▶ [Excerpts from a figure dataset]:
::::

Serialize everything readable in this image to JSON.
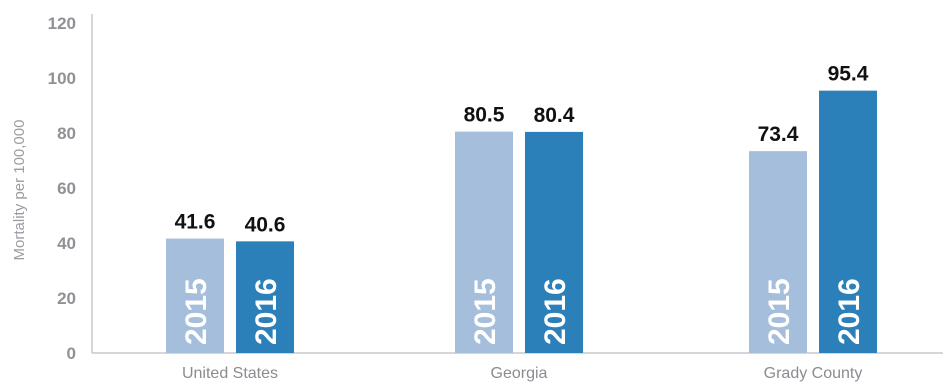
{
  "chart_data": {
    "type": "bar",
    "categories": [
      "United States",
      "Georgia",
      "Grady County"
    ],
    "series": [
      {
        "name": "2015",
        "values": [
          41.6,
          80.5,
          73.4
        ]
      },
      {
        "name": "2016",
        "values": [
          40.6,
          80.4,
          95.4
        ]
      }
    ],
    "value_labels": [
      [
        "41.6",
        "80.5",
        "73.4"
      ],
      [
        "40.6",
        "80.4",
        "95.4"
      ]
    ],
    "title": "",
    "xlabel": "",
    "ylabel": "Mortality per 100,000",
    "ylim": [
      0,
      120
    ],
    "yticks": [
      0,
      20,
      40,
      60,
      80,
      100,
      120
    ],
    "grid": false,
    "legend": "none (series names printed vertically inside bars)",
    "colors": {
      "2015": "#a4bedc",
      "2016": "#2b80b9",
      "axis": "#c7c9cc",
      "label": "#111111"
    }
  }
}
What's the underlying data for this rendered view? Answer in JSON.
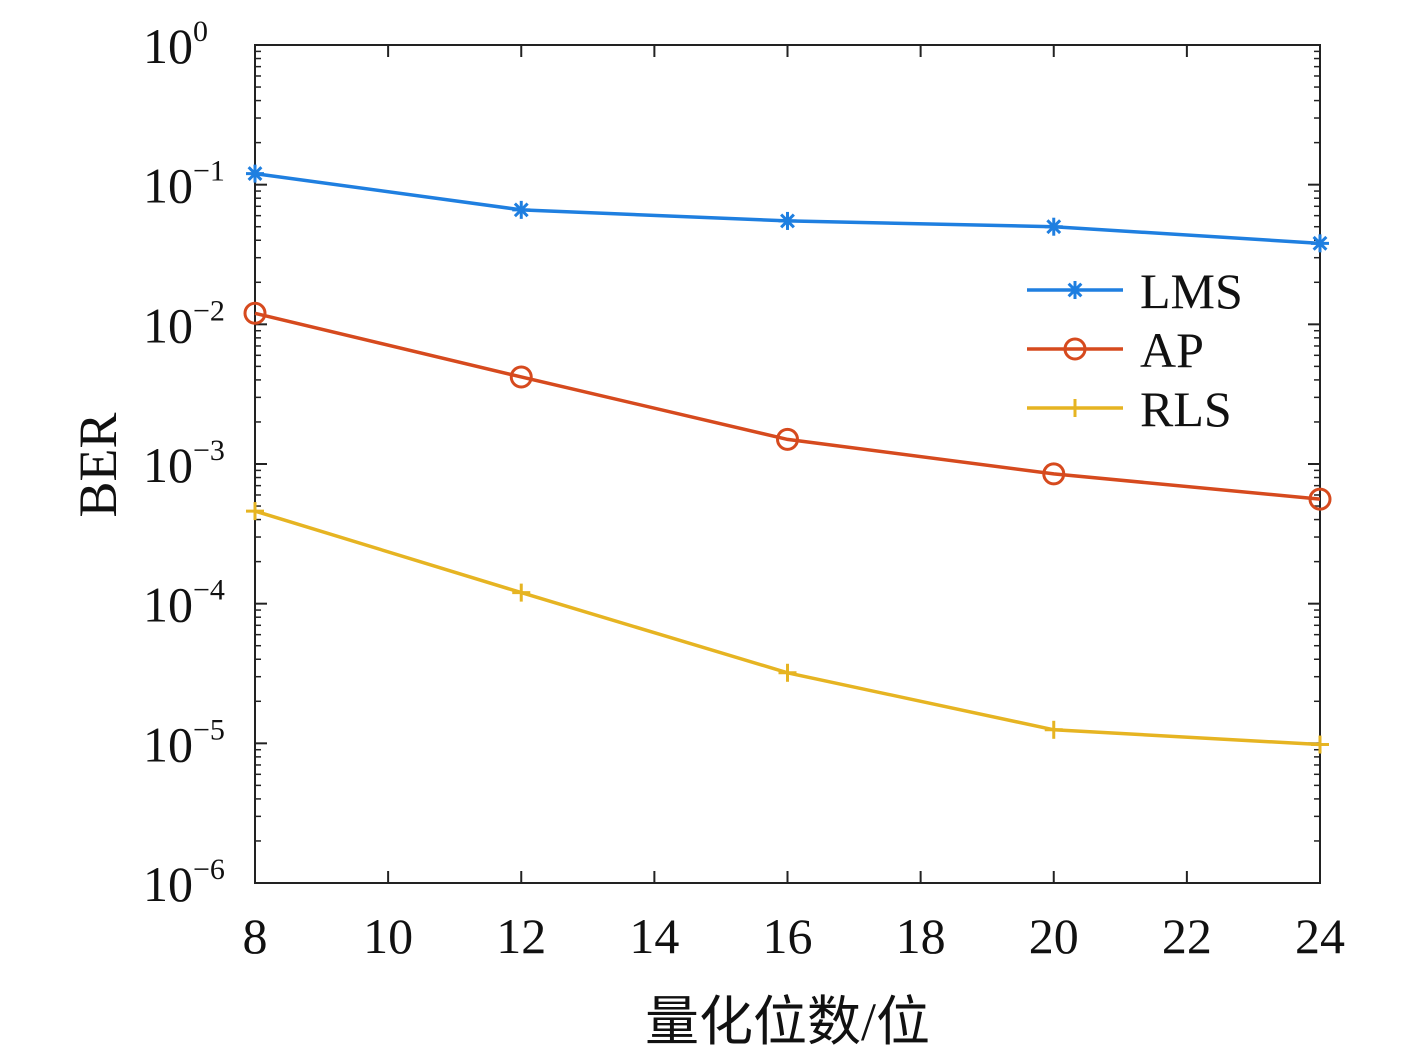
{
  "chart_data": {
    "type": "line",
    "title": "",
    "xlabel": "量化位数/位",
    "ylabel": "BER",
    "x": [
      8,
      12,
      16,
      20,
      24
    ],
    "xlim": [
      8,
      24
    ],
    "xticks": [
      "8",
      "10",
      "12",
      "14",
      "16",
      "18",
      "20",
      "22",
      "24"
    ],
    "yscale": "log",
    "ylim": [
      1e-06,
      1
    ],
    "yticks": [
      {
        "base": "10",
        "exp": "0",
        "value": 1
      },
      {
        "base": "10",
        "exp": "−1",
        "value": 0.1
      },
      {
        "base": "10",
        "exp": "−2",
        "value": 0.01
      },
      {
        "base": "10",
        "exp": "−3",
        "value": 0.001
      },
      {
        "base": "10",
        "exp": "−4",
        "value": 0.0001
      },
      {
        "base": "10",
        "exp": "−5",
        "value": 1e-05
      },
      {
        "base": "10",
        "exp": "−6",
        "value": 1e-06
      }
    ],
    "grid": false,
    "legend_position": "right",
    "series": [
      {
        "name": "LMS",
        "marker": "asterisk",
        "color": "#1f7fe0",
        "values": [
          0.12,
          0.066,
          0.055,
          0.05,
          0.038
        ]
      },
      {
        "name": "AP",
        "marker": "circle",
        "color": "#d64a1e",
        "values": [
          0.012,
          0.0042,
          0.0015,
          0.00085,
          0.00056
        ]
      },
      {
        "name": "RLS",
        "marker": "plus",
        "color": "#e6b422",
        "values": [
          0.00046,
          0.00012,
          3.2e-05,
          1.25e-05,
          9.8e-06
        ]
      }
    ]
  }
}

::::

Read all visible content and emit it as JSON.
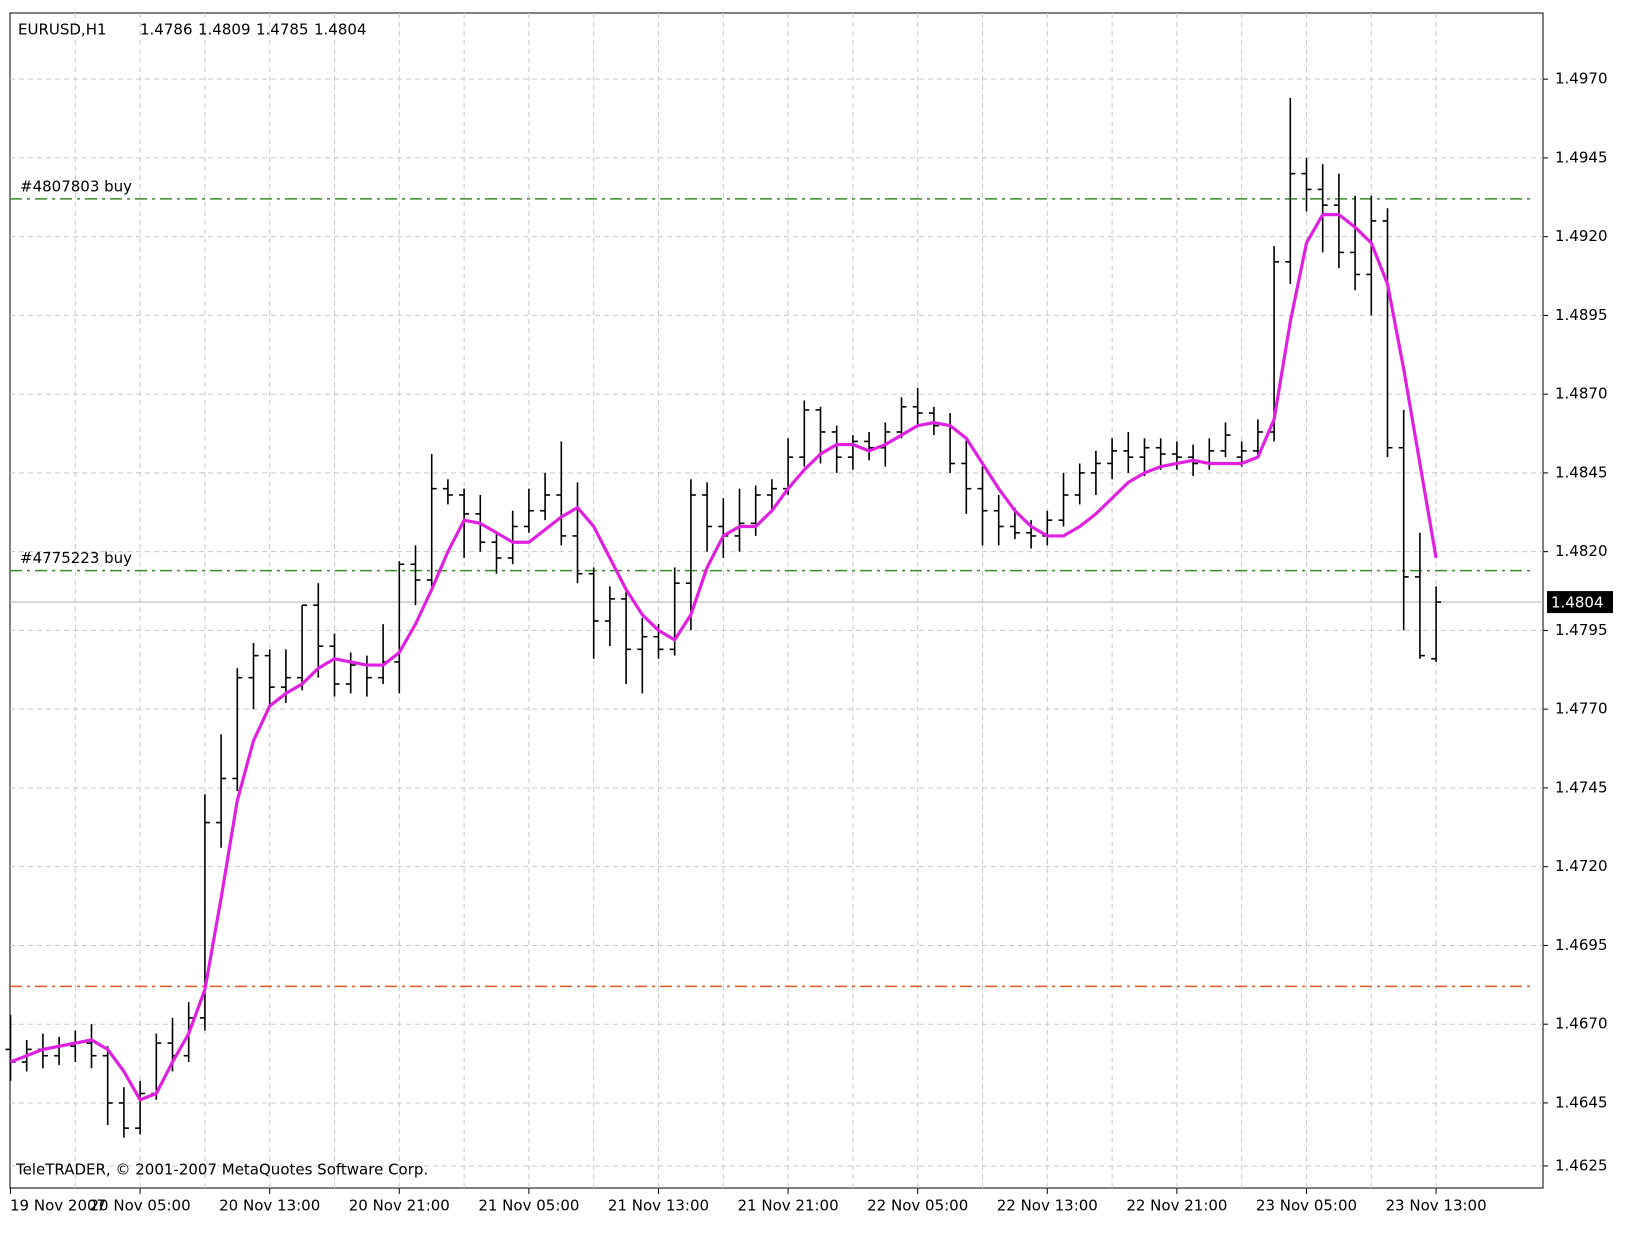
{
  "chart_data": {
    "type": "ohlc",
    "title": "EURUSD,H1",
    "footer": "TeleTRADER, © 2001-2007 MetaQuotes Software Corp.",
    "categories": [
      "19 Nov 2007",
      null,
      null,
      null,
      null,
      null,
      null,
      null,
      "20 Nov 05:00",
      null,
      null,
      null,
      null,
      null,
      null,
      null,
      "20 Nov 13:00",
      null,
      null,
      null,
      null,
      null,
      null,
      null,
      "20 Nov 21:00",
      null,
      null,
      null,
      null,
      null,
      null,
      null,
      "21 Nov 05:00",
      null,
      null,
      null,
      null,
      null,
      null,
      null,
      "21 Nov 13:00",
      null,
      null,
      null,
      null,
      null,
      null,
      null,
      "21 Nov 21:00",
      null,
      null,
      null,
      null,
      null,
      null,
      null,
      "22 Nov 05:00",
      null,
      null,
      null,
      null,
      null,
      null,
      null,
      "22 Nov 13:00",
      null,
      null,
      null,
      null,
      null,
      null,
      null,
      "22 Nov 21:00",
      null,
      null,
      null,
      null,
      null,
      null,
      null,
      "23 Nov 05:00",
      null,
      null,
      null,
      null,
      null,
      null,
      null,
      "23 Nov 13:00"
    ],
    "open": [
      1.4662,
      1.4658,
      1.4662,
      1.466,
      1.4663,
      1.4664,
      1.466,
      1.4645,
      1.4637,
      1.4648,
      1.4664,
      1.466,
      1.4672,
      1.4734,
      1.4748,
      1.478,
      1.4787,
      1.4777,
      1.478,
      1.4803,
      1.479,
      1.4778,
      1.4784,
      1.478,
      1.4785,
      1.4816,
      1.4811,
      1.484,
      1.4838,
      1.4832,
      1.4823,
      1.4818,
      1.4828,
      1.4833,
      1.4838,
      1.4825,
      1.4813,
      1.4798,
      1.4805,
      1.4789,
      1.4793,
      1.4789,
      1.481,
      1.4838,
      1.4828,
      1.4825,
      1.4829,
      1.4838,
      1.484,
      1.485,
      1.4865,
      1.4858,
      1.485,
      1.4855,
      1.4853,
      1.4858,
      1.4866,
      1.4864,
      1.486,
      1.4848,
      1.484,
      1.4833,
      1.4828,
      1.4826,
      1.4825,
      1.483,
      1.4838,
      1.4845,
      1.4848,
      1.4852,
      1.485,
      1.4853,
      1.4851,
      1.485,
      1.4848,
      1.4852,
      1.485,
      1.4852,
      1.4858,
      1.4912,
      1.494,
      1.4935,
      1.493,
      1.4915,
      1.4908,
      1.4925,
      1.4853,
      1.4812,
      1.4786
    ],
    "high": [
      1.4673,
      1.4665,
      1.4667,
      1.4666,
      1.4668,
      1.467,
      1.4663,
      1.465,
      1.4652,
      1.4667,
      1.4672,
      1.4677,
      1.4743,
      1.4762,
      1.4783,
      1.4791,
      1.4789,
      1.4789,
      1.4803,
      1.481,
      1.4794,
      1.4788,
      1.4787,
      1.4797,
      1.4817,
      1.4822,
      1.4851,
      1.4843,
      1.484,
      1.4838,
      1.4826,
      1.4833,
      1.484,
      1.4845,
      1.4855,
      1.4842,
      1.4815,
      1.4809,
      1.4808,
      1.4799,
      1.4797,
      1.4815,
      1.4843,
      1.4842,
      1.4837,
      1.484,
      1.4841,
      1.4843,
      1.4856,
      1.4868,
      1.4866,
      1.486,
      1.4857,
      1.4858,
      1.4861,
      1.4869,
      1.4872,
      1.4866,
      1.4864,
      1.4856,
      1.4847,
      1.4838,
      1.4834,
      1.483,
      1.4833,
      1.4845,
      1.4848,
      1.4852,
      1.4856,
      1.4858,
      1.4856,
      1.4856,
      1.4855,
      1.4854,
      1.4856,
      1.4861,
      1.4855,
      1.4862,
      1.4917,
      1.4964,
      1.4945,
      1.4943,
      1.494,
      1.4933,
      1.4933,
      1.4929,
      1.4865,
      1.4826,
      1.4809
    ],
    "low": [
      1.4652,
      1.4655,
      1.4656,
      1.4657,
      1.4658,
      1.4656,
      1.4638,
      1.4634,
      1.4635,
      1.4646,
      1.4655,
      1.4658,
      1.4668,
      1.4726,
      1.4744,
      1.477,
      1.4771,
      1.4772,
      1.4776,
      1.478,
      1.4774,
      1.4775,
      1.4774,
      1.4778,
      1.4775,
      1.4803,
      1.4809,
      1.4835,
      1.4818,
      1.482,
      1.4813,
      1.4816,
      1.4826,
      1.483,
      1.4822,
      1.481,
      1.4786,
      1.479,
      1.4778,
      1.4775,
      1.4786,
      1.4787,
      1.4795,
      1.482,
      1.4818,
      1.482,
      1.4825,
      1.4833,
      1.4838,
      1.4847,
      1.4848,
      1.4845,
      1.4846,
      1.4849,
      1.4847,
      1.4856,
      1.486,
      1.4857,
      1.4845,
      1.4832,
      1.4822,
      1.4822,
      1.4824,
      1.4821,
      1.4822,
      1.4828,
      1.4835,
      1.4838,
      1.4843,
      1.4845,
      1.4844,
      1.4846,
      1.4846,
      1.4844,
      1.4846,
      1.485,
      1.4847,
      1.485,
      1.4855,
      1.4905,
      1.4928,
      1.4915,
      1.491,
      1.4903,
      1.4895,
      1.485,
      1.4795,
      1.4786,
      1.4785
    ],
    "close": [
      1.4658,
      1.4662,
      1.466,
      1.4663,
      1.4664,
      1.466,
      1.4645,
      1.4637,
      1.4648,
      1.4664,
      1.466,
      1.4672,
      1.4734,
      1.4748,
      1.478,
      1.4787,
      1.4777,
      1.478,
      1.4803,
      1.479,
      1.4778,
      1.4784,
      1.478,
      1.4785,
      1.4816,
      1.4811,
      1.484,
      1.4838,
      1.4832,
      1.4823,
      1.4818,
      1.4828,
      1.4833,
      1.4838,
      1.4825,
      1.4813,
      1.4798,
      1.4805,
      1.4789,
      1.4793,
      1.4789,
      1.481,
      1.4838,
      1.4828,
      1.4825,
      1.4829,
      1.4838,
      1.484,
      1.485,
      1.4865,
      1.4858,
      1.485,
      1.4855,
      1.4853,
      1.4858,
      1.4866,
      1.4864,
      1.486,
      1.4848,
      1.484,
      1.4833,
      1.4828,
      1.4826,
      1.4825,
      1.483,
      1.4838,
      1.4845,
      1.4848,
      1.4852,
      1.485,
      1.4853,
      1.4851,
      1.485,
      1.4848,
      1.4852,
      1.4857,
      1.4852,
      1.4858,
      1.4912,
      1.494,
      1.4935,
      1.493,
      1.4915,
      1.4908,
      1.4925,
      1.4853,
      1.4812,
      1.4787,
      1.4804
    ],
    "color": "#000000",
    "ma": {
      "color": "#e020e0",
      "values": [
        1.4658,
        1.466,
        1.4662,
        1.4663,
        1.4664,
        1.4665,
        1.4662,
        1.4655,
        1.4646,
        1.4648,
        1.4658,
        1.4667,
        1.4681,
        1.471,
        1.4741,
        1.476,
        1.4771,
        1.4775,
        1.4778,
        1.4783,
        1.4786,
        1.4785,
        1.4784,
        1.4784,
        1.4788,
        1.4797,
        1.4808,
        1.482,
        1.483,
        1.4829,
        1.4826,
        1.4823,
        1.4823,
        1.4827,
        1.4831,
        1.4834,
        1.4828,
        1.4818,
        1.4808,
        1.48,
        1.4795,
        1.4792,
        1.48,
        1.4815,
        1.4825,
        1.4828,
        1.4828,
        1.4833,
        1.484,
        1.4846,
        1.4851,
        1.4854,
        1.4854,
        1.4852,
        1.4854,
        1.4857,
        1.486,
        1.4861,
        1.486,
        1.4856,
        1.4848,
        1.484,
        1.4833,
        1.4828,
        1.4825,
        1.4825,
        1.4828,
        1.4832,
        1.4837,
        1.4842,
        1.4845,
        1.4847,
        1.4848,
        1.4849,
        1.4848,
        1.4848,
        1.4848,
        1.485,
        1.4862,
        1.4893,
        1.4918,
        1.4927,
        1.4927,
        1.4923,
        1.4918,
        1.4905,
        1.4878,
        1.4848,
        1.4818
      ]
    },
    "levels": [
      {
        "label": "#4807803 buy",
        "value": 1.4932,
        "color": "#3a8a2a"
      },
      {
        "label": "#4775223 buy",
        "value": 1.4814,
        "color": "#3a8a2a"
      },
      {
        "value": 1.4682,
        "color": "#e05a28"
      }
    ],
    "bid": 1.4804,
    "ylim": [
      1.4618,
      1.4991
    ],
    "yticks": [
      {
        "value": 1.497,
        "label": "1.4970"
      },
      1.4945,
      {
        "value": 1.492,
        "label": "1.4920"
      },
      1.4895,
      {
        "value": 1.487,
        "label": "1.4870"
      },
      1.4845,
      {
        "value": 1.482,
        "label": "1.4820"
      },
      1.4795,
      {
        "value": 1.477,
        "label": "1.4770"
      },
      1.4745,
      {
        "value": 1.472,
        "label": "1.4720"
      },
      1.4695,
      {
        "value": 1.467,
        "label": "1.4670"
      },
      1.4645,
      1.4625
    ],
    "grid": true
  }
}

::::

▶ [Exercise description]: Indicate how many lines of the material include the word "this"; the number alone is required.

▶ [Written answer]: 2